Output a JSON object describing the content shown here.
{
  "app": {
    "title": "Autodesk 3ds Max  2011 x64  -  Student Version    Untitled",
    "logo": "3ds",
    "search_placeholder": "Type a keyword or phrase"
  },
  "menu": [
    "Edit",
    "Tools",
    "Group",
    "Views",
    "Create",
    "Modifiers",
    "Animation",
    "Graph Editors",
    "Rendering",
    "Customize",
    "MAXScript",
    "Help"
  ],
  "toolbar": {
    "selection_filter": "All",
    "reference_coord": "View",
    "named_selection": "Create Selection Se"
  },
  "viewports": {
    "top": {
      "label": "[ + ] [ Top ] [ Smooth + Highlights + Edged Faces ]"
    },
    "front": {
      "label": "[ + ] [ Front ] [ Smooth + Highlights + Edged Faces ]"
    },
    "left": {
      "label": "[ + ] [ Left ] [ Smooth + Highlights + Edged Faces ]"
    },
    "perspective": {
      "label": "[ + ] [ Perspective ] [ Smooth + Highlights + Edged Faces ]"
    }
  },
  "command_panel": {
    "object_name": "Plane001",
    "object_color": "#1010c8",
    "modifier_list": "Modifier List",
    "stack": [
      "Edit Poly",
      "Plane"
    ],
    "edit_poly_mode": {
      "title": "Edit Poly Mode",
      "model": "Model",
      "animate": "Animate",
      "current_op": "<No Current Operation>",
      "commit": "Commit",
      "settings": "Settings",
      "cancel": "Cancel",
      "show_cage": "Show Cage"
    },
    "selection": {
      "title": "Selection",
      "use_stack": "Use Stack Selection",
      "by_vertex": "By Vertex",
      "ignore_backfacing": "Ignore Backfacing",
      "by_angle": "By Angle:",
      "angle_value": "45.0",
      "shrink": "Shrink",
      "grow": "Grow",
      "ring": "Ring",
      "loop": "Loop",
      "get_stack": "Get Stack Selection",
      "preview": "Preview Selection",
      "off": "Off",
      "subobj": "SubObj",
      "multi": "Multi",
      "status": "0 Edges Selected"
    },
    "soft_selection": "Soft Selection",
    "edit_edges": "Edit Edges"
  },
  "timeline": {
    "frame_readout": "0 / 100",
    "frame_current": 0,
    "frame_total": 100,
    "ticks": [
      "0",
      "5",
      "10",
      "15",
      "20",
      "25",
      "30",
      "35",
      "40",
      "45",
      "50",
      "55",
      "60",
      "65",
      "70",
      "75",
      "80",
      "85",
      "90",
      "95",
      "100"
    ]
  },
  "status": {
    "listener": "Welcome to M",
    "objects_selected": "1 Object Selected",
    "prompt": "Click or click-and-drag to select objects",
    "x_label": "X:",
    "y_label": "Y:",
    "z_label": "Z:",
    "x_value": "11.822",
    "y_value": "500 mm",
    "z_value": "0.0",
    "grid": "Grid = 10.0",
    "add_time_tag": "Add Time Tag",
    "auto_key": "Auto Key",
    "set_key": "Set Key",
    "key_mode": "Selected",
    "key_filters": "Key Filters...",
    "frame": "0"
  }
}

---*---

- _Stated goal_: Identify and list each line with the word "Highlights".

- _Solution for this problem_:
      "label": "[ + ] [ Top ] [ Smooth + Highlights + Edged Faces ]"
      "label": "[ + ] [ Front ] [ Smooth + Highlights + Edged Faces ]"
      "label": "[ + ] [ Left ] [ Smooth + Highlights + Edged Faces ]"
      "label": "[ + ] [ Perspective ] [ Smooth + Highlights + Edged Faces ]"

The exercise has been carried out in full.